Records to use »
★ ★ ★ ★

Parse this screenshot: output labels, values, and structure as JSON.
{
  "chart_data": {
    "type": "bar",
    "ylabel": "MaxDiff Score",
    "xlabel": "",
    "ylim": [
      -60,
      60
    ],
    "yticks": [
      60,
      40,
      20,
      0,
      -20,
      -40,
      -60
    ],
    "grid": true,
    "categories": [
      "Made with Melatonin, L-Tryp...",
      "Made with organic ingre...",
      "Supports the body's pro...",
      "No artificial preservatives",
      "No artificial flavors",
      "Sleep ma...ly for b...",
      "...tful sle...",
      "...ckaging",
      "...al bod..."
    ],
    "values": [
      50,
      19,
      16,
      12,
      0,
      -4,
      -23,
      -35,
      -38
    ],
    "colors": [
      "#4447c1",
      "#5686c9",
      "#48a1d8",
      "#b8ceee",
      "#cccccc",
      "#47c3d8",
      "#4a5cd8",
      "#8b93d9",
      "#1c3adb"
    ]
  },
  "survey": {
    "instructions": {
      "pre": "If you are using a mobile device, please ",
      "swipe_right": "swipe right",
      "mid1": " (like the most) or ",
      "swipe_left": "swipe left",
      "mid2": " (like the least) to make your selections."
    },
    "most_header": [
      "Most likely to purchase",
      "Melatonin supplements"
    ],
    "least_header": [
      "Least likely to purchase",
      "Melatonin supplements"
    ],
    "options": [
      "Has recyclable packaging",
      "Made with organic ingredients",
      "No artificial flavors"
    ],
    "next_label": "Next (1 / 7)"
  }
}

★ ★ ★ ★

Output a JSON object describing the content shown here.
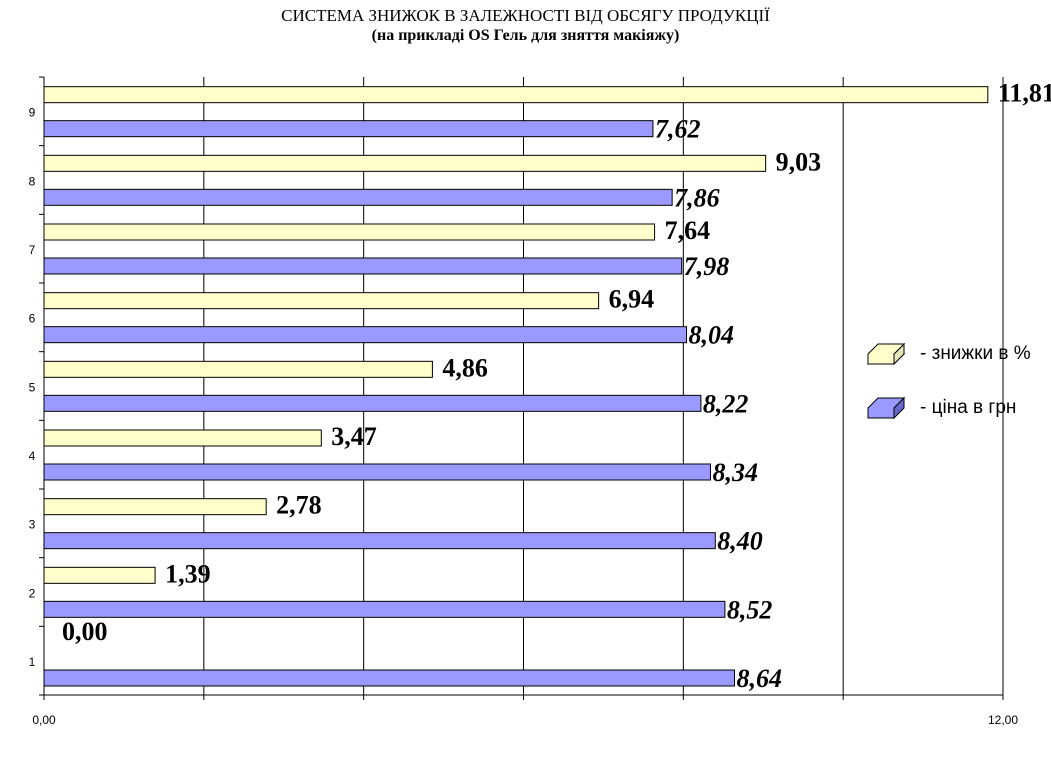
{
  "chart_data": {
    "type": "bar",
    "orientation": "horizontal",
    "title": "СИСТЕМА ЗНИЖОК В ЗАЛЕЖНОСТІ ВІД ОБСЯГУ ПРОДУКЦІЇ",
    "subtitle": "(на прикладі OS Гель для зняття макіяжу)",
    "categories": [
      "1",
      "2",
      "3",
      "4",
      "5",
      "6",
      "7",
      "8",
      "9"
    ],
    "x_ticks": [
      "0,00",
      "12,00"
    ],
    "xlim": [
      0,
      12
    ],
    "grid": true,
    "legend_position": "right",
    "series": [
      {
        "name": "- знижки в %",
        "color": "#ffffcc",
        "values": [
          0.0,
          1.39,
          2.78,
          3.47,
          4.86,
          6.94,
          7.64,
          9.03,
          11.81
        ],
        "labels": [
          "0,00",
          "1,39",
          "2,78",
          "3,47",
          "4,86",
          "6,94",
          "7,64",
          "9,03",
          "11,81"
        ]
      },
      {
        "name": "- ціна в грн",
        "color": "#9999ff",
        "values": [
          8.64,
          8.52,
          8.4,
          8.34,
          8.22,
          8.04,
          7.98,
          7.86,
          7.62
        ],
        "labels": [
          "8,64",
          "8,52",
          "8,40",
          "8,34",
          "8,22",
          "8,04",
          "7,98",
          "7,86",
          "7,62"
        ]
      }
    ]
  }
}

★ ★ ★ ★

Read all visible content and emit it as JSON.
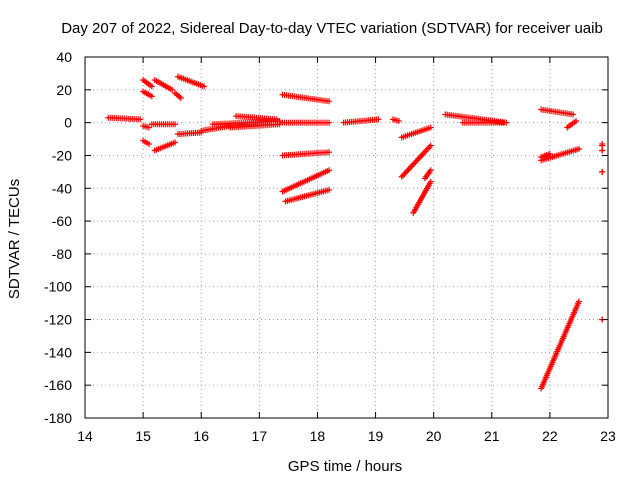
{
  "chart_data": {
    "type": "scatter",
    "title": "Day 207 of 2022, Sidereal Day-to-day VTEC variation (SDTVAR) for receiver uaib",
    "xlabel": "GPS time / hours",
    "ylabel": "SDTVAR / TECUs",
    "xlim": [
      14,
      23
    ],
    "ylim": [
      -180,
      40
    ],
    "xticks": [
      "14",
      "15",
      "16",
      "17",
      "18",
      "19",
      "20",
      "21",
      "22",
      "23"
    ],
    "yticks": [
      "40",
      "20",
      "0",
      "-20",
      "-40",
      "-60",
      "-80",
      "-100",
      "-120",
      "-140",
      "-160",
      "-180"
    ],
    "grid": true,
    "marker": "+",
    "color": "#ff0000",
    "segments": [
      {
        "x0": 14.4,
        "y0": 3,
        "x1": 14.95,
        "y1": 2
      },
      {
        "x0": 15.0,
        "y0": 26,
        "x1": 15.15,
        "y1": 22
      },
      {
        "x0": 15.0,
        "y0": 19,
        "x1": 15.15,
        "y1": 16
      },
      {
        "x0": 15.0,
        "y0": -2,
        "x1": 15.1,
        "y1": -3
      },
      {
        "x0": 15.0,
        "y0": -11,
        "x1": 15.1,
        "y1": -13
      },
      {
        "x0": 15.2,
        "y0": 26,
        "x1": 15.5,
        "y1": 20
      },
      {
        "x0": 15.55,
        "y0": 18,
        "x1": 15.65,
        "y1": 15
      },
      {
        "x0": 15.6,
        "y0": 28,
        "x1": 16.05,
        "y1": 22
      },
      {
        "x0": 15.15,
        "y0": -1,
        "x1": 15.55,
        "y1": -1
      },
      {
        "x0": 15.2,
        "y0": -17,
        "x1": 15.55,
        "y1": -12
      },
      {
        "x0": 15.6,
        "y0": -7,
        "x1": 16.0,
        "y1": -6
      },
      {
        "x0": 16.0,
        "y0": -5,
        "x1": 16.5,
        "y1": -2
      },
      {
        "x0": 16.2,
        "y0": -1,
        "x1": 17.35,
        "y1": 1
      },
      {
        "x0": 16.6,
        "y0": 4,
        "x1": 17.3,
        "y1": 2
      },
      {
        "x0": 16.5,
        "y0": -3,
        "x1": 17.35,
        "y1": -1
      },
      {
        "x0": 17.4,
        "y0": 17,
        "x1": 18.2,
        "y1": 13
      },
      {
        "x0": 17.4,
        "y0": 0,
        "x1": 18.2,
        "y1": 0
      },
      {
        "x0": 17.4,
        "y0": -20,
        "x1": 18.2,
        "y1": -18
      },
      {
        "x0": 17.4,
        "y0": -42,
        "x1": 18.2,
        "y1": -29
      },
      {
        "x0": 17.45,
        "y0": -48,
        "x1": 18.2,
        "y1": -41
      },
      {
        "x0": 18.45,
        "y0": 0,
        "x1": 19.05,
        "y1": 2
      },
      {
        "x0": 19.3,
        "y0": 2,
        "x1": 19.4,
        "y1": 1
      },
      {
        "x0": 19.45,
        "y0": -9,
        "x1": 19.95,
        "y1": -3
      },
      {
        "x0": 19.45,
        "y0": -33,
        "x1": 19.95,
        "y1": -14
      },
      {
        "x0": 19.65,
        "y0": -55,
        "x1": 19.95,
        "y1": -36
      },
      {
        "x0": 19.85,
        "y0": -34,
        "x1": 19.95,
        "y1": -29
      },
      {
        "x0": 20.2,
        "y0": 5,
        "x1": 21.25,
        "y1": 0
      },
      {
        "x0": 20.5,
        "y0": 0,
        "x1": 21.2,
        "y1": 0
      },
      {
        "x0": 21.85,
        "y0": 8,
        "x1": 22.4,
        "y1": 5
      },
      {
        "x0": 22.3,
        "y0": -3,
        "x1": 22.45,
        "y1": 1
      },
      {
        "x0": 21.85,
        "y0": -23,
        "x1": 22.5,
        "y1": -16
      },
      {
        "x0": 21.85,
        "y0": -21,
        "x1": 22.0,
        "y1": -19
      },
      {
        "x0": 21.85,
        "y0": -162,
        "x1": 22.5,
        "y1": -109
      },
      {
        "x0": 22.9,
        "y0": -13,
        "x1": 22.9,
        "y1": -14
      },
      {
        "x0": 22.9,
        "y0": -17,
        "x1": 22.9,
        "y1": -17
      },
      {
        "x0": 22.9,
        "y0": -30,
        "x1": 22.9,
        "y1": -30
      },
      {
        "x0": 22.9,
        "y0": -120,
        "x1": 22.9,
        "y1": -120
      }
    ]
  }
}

★ ★ ★ ★

Exercise brief » Gather up every line in the data above that contains the word "Made", copying each one.

Task output »
      "Made with Melatonin, L-Tryp...",
      "Made with organic ingre...",
      "Made with organic ingredients",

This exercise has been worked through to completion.